• _WHAT YOU HAVE TO DO_
Using the data below, copy each line that includes the word "Control".

• _RECORDS FOR PROCESSING_
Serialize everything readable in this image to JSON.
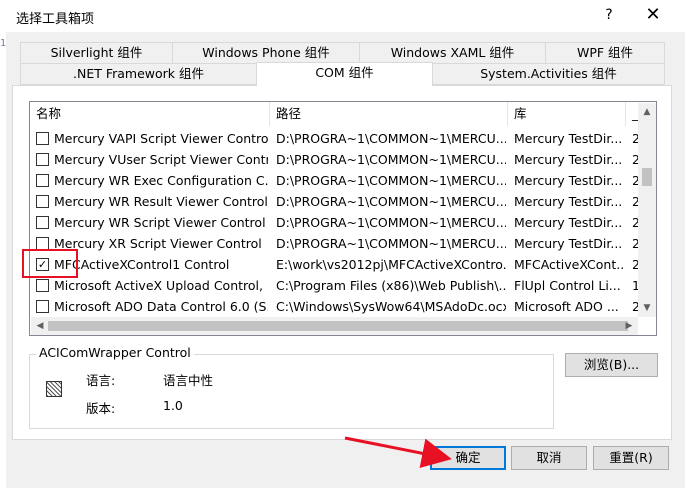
{
  "window": {
    "title": "选择工具箱项",
    "help_label": "?",
    "close_label": "✕",
    "left_marks": [
      "1",
      "1"
    ]
  },
  "tabs_row1": [
    "Silverlight 组件",
    "Windows Phone 组件",
    "Windows XAML 组件",
    "WPF 组件"
  ],
  "tabs_row2": [
    ".NET Framework 组件",
    "COM 组件",
    "System.Activities 组件"
  ],
  "active_tab": "COM 组件",
  "list": {
    "headers": [
      "名称",
      "路径",
      "库",
      "_"
    ],
    "rows": [
      {
        "checked": false,
        "name": "Mercury VAPI Script Viewer Control",
        "path": "D:\\PROGRA~1\\COMMON~1\\MERCU...",
        "lib": "Mercury TestDir...",
        "extra": "2"
      },
      {
        "checked": false,
        "name": "Mercury VUser Script Viewer Contr...",
        "path": "D:\\PROGRA~1\\COMMON~1\\MERCU...",
        "lib": "Mercury TestDir...",
        "extra": "2"
      },
      {
        "checked": false,
        "name": "Mercury WR Exec Configuration C...",
        "path": "D:\\PROGRA~1\\COMMON~1\\MERCU...",
        "lib": "Mercury TestDir...",
        "extra": "2"
      },
      {
        "checked": false,
        "name": "Mercury WR Result Viewer Control",
        "path": "D:\\PROGRA~1\\COMMON~1\\MERCU...",
        "lib": "Mercury TestDir...",
        "extra": "2"
      },
      {
        "checked": false,
        "name": "Mercury WR Script Viewer Control",
        "path": "D:\\PROGRA~1\\COMMON~1\\MERCU...",
        "lib": "Mercury TestDir...",
        "extra": "2"
      },
      {
        "checked": false,
        "name": "Mercury XR Script Viewer Control",
        "path": "D:\\PROGRA~1\\COMMON~1\\MERCU...",
        "lib": "Mercury TestDir...",
        "extra": "2"
      },
      {
        "checked": true,
        "name": "MFCActiveXControl1 Control",
        "path": "E:\\work\\vs2012pj\\MFCActiveXContro...",
        "lib": "MFCActiveXCont...",
        "extra": "2"
      },
      {
        "checked": false,
        "name": "Microsoft ActiveX Upload Control, ...",
        "path": "C:\\Program Files (x86)\\Web Publish\\...",
        "lib": "FlUpl Control Li...",
        "extra": "1"
      },
      {
        "checked": false,
        "name": "Microsoft ADO Data Control 6.0 (S...",
        "path": "C:\\Windows\\SysWow64\\MSAdoDc.ocx",
        "lib": "Microsoft ADO ...",
        "extra": "2"
      }
    ]
  },
  "info": {
    "group_title": "ACIComWrapper Control",
    "language_label": "语言:",
    "language_value": "语言中性",
    "version_label": "版本:",
    "version_value": "1.0"
  },
  "buttons": {
    "browse": "浏览(B)...",
    "ok": "确定",
    "cancel": "取消",
    "reset": "重置(R)"
  },
  "colors": {
    "highlight_box": "#e81123",
    "annotation_arrow": "#e81123",
    "default_button_border": "#0078d7"
  }
}
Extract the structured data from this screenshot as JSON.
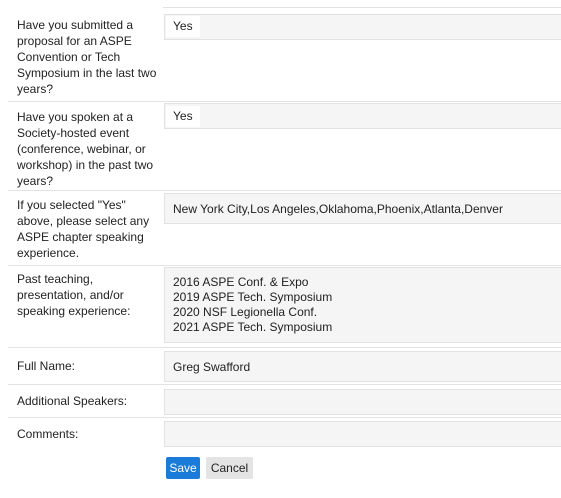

• _RESULT OF THIS EXERCISE_
        "name": "Mercury VAPI Script Viewer Control",
        "name": "Mercury WR Result Viewer Control",
        "name": "Mercury WR Script Viewer Control",
        "name": "Mercury XR Script Viewer Control",
        "name": "MFCActiveXControl1 Control",
        "name": "Microsoft ActiveX Upload Control, ...",
        "lib": "FlUpl Control Li...",
        "name": "Microsoft ADO Data Control 6.0 (S...",
    "group_title": "ACIComWrapper Control",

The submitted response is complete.